··· Data provided
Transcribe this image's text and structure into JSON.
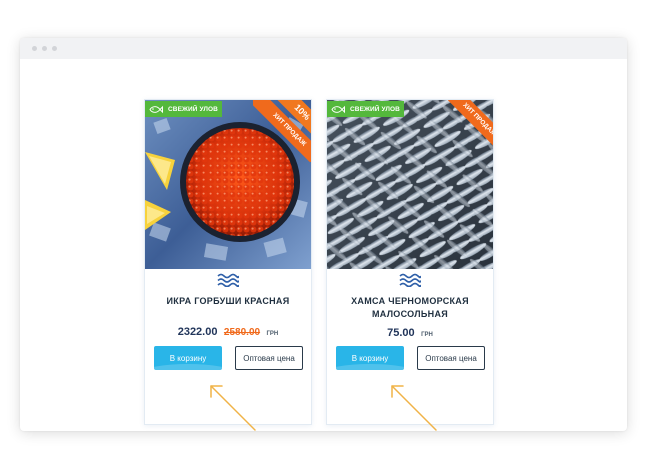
{
  "products": [
    {
      "badge": "СВЕЖИЙ УЛОВ",
      "ribbon": "ХИТ ПРОДАЖ",
      "discount": "10%",
      "title": "ИКРА ГОРБУШИ КРАСНАЯ",
      "price": "2322.00",
      "old_price": "2580.00",
      "currency": "ГРН",
      "cart_button": "В корзину",
      "wholesale_button": "Оптовая цена"
    },
    {
      "badge": "СВЕЖИЙ УЛОВ",
      "ribbon": "ХИТ ПРОДАЖ",
      "title": "ХАМСА ЧЕРНОМОРСКАЯ МАЛОСОЛЬНАЯ",
      "price": "75.00",
      "currency": "ГРН",
      "cart_button": "В корзину",
      "wholesale_button": "Оптовая цена"
    }
  ],
  "colors": {
    "badge_green": "#54b83c",
    "ribbon_orange": "#f06a1c",
    "cart_blue": "#29b5e8",
    "price_navy": "#21355a",
    "arrow": "#f0b347"
  },
  "icons": [
    "fish-icon",
    "waves-icon",
    "arrow-icon"
  ]
}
······
:: Work to do ::
Reproduce the listing above exactly, excluding all pictures.

:: Final answer ::
Transcribe this image's text and structure into JSON.
{
  "products": [
    {
      "badge": "СВЕЖИЙ УЛОВ",
      "ribbon": "ХИТ ПРОДАЖ",
      "discount": "10%",
      "title": "ИКРА ГОРБУШИ КРАСНАЯ",
      "price": "2322.00",
      "old_price": "2580.00",
      "currency": "ГРН",
      "cart_button": "В корзину",
      "wholesale_button": "Оптовая цена"
    },
    {
      "badge": "СВЕЖИЙ УЛОВ",
      "ribbon": "ХИТ ПРОДАЖ",
      "title": "ХАМСА ЧЕРНОМОРСКАЯ МАЛОСОЛЬНАЯ",
      "price": "75.00",
      "currency": "ГРН",
      "cart_button": "В корзину",
      "wholesale_button": "Оптовая цена"
    }
  ],
  "colors": {
    "badge_green": "#54b83c",
    "ribbon_orange": "#f06a1c",
    "cart_blue": "#29b5e8",
    "price_navy": "#21355a",
    "arrow": "#f0b347"
  },
  "icons": [
    "fish-icon",
    "waves-icon",
    "arrow-icon"
  ]
}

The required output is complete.